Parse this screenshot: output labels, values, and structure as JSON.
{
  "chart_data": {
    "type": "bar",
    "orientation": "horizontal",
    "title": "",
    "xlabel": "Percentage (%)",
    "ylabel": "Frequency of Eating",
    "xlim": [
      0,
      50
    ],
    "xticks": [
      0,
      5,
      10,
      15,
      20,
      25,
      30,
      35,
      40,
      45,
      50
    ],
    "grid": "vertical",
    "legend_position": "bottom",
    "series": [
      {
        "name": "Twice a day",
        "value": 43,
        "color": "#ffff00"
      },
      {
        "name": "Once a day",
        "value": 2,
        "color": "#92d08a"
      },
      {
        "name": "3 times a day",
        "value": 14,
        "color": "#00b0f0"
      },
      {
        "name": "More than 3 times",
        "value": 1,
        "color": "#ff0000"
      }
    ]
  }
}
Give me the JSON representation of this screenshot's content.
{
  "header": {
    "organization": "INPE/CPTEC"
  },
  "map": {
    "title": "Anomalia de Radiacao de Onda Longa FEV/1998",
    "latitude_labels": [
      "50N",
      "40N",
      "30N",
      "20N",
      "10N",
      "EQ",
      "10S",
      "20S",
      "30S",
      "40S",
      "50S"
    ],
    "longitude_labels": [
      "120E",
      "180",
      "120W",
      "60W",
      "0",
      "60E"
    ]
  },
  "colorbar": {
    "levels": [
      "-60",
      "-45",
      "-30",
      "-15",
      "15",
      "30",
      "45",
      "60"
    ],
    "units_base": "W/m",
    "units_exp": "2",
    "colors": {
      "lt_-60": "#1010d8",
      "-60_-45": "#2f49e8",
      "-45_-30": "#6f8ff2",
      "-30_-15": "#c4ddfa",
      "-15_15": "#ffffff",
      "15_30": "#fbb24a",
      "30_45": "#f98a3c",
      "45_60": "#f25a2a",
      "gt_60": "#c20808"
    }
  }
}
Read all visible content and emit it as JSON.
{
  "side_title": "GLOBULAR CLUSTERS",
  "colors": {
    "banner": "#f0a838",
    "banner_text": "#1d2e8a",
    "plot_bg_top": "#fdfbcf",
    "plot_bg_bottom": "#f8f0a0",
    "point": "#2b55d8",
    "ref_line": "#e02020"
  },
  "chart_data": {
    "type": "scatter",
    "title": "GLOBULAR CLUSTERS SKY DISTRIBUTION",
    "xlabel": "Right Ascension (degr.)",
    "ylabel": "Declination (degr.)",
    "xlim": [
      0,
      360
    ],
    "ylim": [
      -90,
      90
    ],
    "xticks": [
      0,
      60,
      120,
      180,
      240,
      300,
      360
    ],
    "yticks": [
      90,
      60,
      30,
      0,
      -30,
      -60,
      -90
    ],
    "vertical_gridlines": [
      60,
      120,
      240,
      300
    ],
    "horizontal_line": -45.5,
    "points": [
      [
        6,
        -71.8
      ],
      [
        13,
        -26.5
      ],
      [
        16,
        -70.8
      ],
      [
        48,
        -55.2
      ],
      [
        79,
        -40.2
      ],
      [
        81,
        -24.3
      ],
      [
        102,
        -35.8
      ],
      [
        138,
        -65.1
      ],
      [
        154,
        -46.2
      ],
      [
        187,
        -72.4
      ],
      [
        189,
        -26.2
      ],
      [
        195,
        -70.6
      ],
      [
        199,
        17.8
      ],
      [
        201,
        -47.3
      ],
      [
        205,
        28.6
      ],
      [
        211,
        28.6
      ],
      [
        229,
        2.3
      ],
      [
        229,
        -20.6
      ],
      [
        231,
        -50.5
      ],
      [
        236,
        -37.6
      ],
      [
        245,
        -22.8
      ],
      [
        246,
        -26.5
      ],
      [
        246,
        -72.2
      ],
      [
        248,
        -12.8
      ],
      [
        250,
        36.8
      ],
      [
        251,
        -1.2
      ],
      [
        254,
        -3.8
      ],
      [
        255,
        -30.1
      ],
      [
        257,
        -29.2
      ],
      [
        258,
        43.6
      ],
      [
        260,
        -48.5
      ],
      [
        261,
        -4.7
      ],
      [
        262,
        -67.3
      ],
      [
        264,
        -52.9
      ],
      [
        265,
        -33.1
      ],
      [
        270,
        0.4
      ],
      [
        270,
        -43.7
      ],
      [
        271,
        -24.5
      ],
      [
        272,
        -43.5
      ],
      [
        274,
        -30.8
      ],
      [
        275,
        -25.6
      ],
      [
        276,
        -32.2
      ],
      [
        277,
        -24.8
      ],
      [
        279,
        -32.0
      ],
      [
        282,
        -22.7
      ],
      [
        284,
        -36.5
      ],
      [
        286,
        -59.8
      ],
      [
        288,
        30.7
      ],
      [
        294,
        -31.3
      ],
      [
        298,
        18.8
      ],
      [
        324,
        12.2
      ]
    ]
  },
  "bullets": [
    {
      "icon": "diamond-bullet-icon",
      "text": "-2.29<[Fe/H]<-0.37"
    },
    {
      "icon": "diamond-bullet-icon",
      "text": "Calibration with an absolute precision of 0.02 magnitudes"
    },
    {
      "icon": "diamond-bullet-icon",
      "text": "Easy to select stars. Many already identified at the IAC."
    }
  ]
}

◆ ◆ ◆ ◆

Go through the records and show every line with the string "screenshot" in it.

TASK RESPONSE:
Parse this screenshot: output labels, values, and structure as JSON.
Give me the JSON representation of this screenshot's content.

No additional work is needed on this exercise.